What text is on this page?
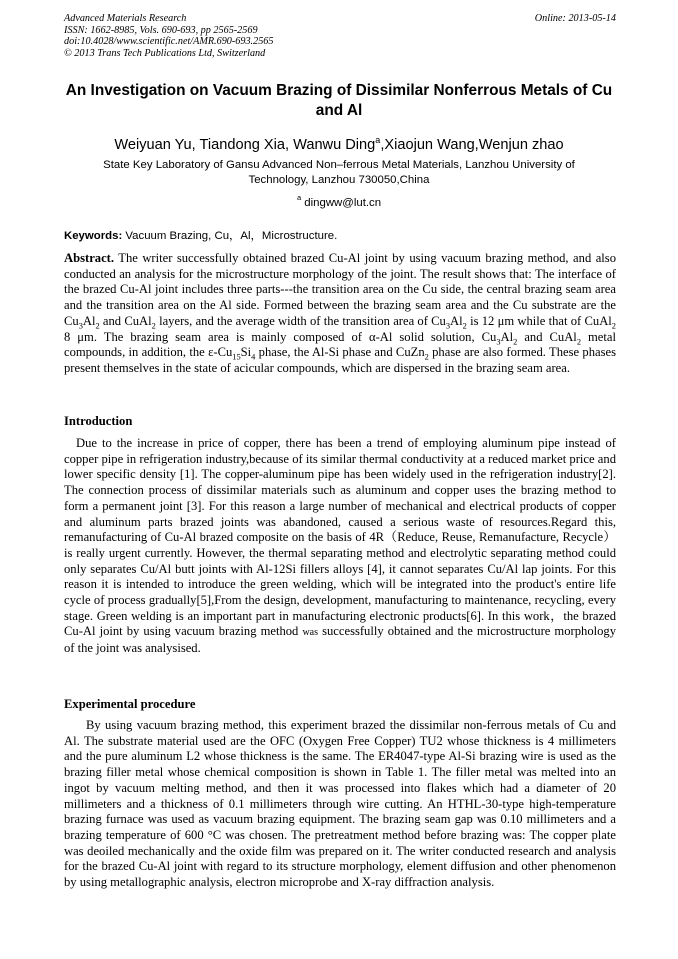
Advanced Materials Research
ISSN: 1662-8985, Vols. 690-693, pp 2565-2569
doi:10.4028/www.scientific.net/AMR.690-693.2565
© 2013 Trans Tech Publications Ltd, Switzerland
Online: 2013-05-14
An Investigation on Vacuum Brazing of Dissimilar Nonferrous Metals of Cu and Al
Weiyuan Yu, Tiandong Xia, Wanwu Ding$^a$,Xiaojun Wang,Wenjun zhao
State Key Laboratory of Gansu Advanced Non–ferrous Metal Materials, Lanzhou University of Technology, Lanzhou 730050,China
$^a$ dingww@lut.cn
Keywords: Vacuum Brazing, Cu，Al，Microstructure.
Abstract. The writer successfully obtained brazed Cu-Al joint by using vacuum brazing method, and also conducted an analysis for the microstructure morphology of the joint. The result shows that: The interface of the brazed Cu-Al joint includes three parts---the transition area on the Cu side, the central brazing seam area and the transition area on the Al side. Formed between the brazing seam area and the Cu substrate are the $Cu_3Al_2$ and CuAl$_2$ layers, and the average width of the transition area of $Cu_3Al_2$ is 12 μm while that of CuAl$_2$ 8 μm. The brazing seam area is mainly composed of α-Al solid solution, $Cu_3Al_2$ and CuAl$_2$ metal compounds, in addition, the $\varepsilon-Cu_{15}Si_4$ phase, the Al-Si phase and CuZn$_2$ phase are also formed. These phases present themselves in the state of acicular compounds, which are dispersed in the brazing seam area.
Introduction
Due to the increase in price of copper, there has been a trend of employing aluminum pipe instead of copper pipe in refrigeration industry,because of its similar thermal conductivity at a reduced market price and lower specific density [1]. The copper-aluminum pipe has been widely used in the refrigeration industry[2]. The connection process of dissimilar materials such as aluminum and copper uses the brazing method to form a permanent joint [3]. For this reason a large number of mechanical and electrical products of copper and aluminum parts brazed joints was abandoned, caused a serious waste of resources.Regard this, remanufacturing of Cu-Al brazed composite on the basis of 4R（Reduce, Reuse, Remanufacture, Recycle）is really urgent currently. However, the thermal separating method and electrolytic separating method could only separates Cu/Al butt joints with Al-12Si fillers alloys [4], it cannot separates Cu/Al lap joints. For this reason it is intended to introduce the green welding, which will be integrated into the product's entire life cycle of process gradually[5],From the design, development, manufacturing to maintenance, recycling, every stage. Green welding is an important part in manufacturing electronic products[6]. In this work，the brazed Cu-Al joint by using vacuum brazing method was successfully obtained and the microstructure morphology of the joint was analysised.
Experimental procedure
By using vacuum brazing method, this experiment brazed the dissimilar non-ferrous metals of Cu and Al. The substrate material used are the OFC (Oxygen Free Copper) TU2 whose thickness is 4 millimeters and the pure aluminum L2 whose thickness is the same. The ER4047-type Al-Si brazing wire is used as the brazing filler metal whose chemical composition is shown in Table 1. The filler metal was melted into an ingot by vacuum melting method, and then it was processed into flakes which had a diameter of 20 millimeters and a thickness of 0.1 millimeters through wire cutting. An HTHL-30-type high-temperature brazing furnace was used as vacuum brazing equipment. The brazing seam gap was 0.10 millimeters and a brazing temperature of 600 °C was chosen. The pretreatment method before brazing was: The copper plate was deoiled mechanically and the oxide film was prepared on it. The writer conducted research and analysis for the brazed Cu-Al joint with regard to its structure morphology, element diffusion and other phenomenon by using metallographic analysis, electron microprobe and X-ray diffraction analysis.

Your goal =>
Look through the data and gather every line with the string "substrate" in it.

Result for this task =>
Abstract. The writer successfully obtained brazed Cu-Al joint by using vacuum brazing method, and also conducted an analysis for the microstructure morphology of the joint. The result shows that: The interface of the brazed Cu-Al joint includes three parts---the transition area on the Cu side, the central brazing seam area and the transition area on the Al side. Formed between the brazing seam area and the Cu substrate are the $Cu_3Al_2$ and CuAl$_2$ layers, and the average width of the transition area of $Cu_3Al_2$ is 12 μm while that of CuAl$_2$ 8 μm. The brazing seam area is mainly composed of α-Al solid solution, $Cu_3Al_2$ and CuAl$_2$ metal compounds, in addition, the $\varepsilon-Cu_{15}Si_4$ phase, the Al-Si phase and CuZn$_2$ phase are also formed. These phases present themselves in the state of acicular compounds, which are dispersed in the brazing seam area.
By using vacuum brazing method, this experiment brazed the dissimilar non-ferrous metals of Cu and Al. The substrate material used are the OFC (Oxygen Free Copper) TU2 whose thickness is 4 millimeters and the pure aluminum L2 whose thickness is the same. The ER4047-type Al-Si brazing wire is used as the brazing filler metal whose chemical composition is shown in Table 1. The filler metal was melted into an ingot by vacuum melting method, and then it was processed into flakes which had a diameter of 20 millimeters and a thickness of 0.1 millimeters through wire cutting. An HTHL-30-type high-temperature brazing furnace was used as vacuum brazing equipment. The brazing seam gap was 0.10 millimeters and a brazing temperature of 600 °C was chosen. The pretreatment method before brazing was: The copper plate was deoiled mechanically and the oxide film was prepared on it. The writer conducted research and analysis for the brazed Cu-Al joint with regard to its structure morphology, element diffusion and other phenomenon by using metallographic analysis, electron microprobe and X-ray diffraction analysis.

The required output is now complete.